To be done. Find every line with the string "würde" in it, count them, and reply with that count only.

>> BEGIN

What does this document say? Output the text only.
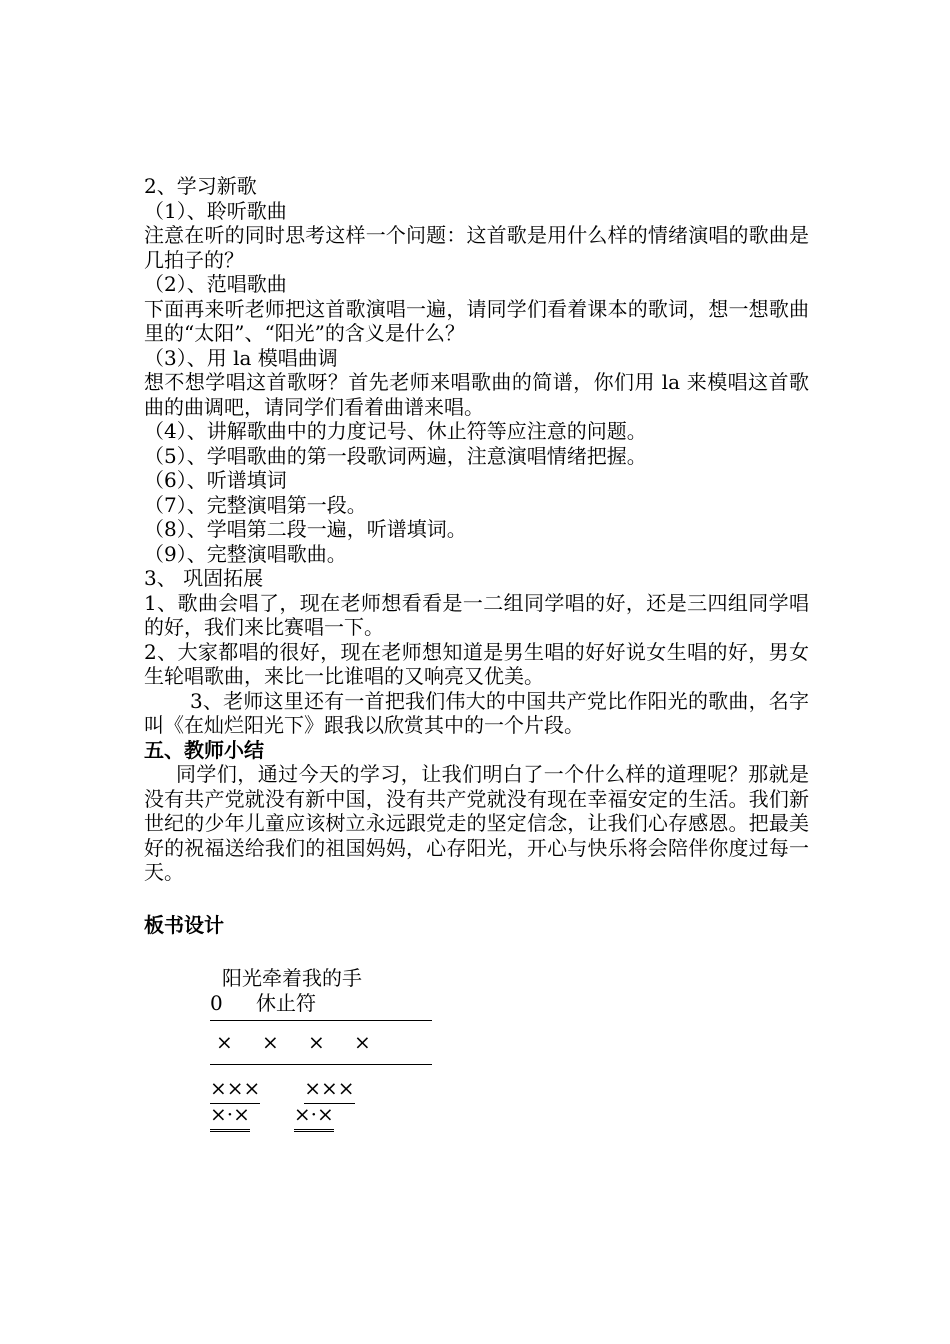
2、学习新歌

（1）、聆听歌曲

注意在听的同时思考这样一个问题：这首歌是用什么样的情绪演唱的歌曲是几拍子的？

（2）、范唱歌曲

下面再来听老师把这首歌演唱一遍，请同学们看着课本的歌词，想一想歌曲里的“太阳”、“阳光”的含义是什么？

（3）、用 la 模唱曲调

想不想学唱这首歌呀？首先老师来唱歌曲的简谱，你们用 la 来模唱这首歌曲的曲调吧，请同学们看着曲谱来唱。

（4）、讲解歌曲中的力度记号、休止符等应注意的问题。

（5）、学唱歌曲的第一段歌词两遍，注意演唱情绪把握。

（6）、听谱填词

（7）、完整演唱第一段。

（8）、学唱第二段一遍，听谱填词。

（9）、完整演唱歌曲。

3、 巩固拓展

1、歌曲会唱了，现在老师想看看是一二组同学唱的好，还是三四组同学唱的好，我们来比赛唱一下。

2、大家都唱的很好，现在老师想知道是男生唱的好好说女生唱的好，男女生轮唱歌曲，来比一比谁唱的又响亮又优美。

3、老师这里还有一首把我们伟大的中国共产党比作阳光的歌曲，名字叫《在灿烂阳光下》跟我以欣赏其中的一个片段。

五、教师小结

同学们，通过今天的学习，让我们明白了一个什么样的道理呢？那就是没有共产党就没有新中国，没有共产党就没有现在幸福安定的生活。我们新世纪的少年儿童应该树立永远跟党走的坚定信念，让我们心存感恩。把最美好的祝福送给我们的祖国妈妈，心存阳光，开心与快乐将会陪伴你度过每一天。

板书设计

阳光牵着我的手
0 休止符
× × × ×
××× ×××
×·× ×·×
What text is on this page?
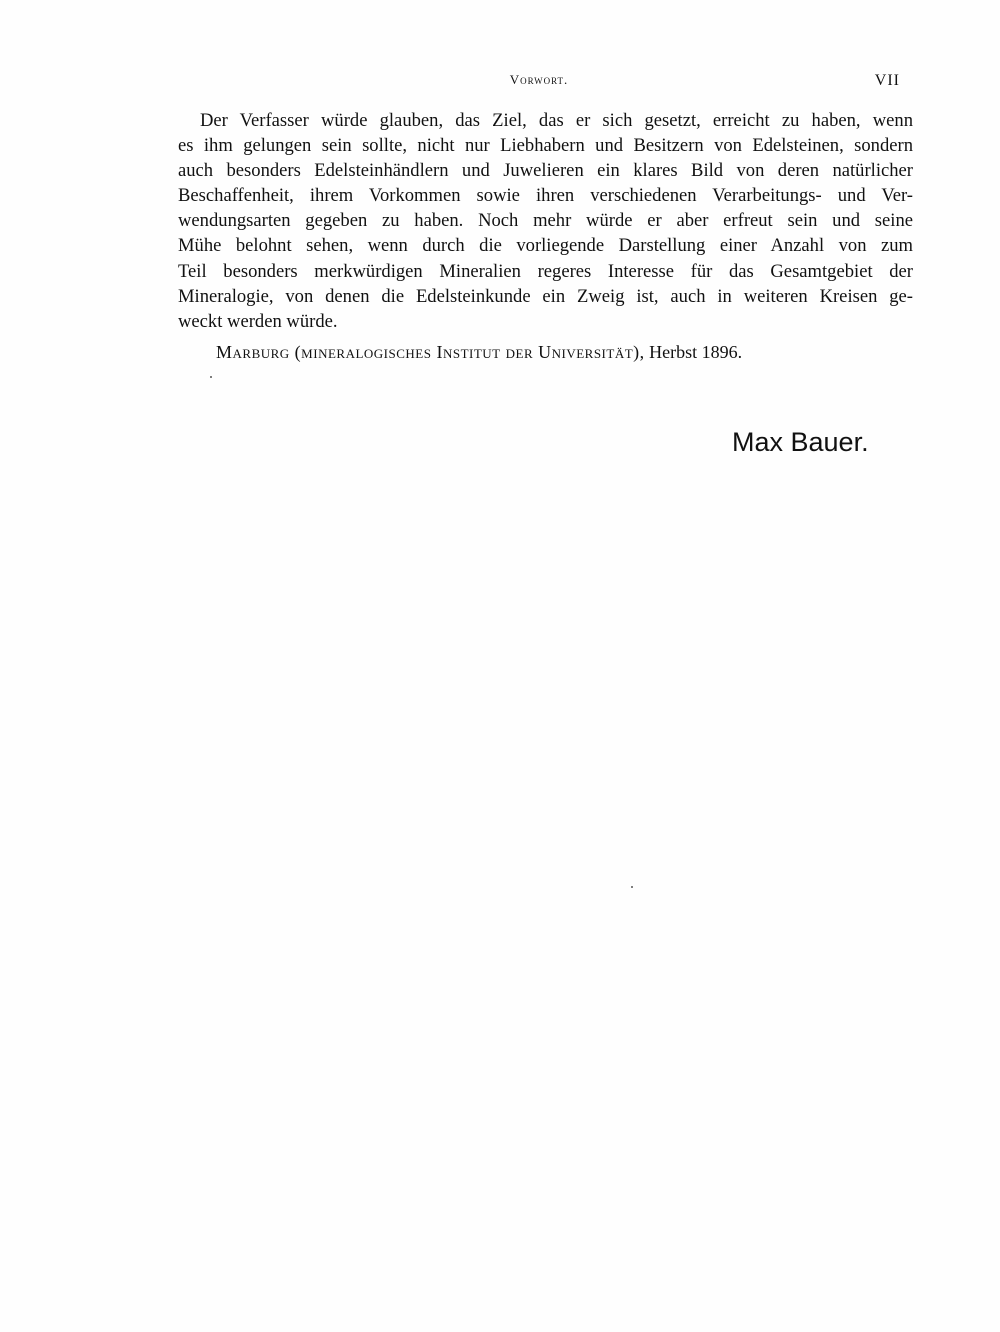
Vorwort.	VII
Der Verfasser würde glauben, das Ziel, das er sich gesetzt, erreicht zu haben, wenn
es ihm gelungen sein sollte, nicht nur Liebhabern und Besitzern von Edelsteinen, sondern
auch besonders Edelsteinhändlern und Juwelieren ein klares Bild von deren natürlicher
Beschaffenheit, ihrem Vorkommen sowie ihren verschiedenen Verarbeitungs- und Ver-
wendungsarten gegeben zu haben. Noch mehr würde er aber erfreut sein und seine
Mühe belohnt sehen, wenn durch die vorliegende Darstellung einer Anzahl von zum
Teil besonders merkwürdigen Mineralien regeres Interesse für das Gesamtgebiet der
Mineralogie, von denen die Edelsteinkunde ein Zweig ist, auch in weiteren Kreisen ge-
weckt werden würde.
Marburg (mineralogisches Institut der Universität), Herbst 1896.
Max Bauer.
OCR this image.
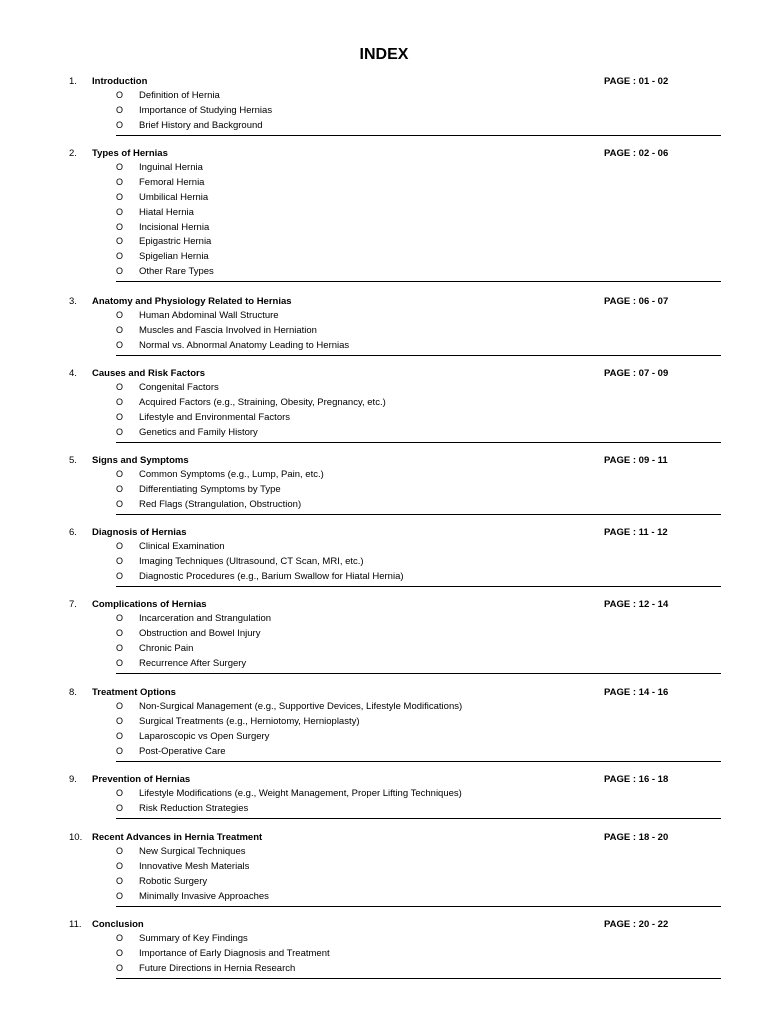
INDEX
1. Introduction	PAGE : 01 - 02
O Definition of Hernia
O Importance of Studying Hernias
O Brief History and Background
2. Types of Hernias	PAGE : 02 - 06
O Inguinal Hernia
O Femoral Hernia
O Umbilical Hernia
O Hiatal Hernia
O Incisional Hernia
O Epigastric Hernia
O Spigelian Hernia
O Other Rare Types
3. Anatomy and Physiology Related to Hernias	PAGE : 06 - 07
O Human Abdominal Wall Structure
O Muscles and Fascia Involved in Herniation
O Normal vs. Abnormal Anatomy Leading to Hernias
4. Causes and Risk Factors	PAGE : 07 - 09
O Congenital Factors
O Acquired Factors (e.g., Straining, Obesity, Pregnancy, etc.)
O Lifestyle and Environmental Factors
O Genetics and Family History
5. Signs and Symptoms	PAGE : 09 - 11
O Common Symptoms (e.g., Lump, Pain, etc.)
O Differentiating Symptoms by Type
O Red Flags (Strangulation, Obstruction)
6. Diagnosis of Hernias	PAGE : 11 - 12
O Clinical Examination
O Imaging Techniques (Ultrasound, CT Scan, MRI, etc.)
O Diagnostic Procedures (e.g., Barium Swallow for Hiatal Hernia)
7. Complications of Hernias	PAGE : 12 - 14
O Incarceration and Strangulation
O Obstruction and Bowel Injury
O Chronic Pain
O Recurrence After Surgery
8. Treatment Options	PAGE : 14 - 16
O Non-Surgical Management (e.g., Supportive Devices, Lifestyle Modifications)
O Surgical Treatments (e.g., Herniotomy, Hernioplasty)
O Laparoscopic vs Open Surgery
O Post-Operative Care
9. Prevention of Hernias	PAGE : 16 - 18
O Lifestyle Modifications (e.g., Weight Management, Proper Lifting Techniques)
O Risk Reduction Strategies
10. Recent Advances in Hernia Treatment	PAGE : 18 - 20
O New Surgical Techniques
O Innovative Mesh Materials
O Robotic Surgery
O Minimally Invasive Approaches
11. Conclusion	PAGE : 20 - 22
O Summary of Key Findings
O Importance of Early Diagnosis and Treatment
O Future Directions in Hernia Research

>> END

In response. 3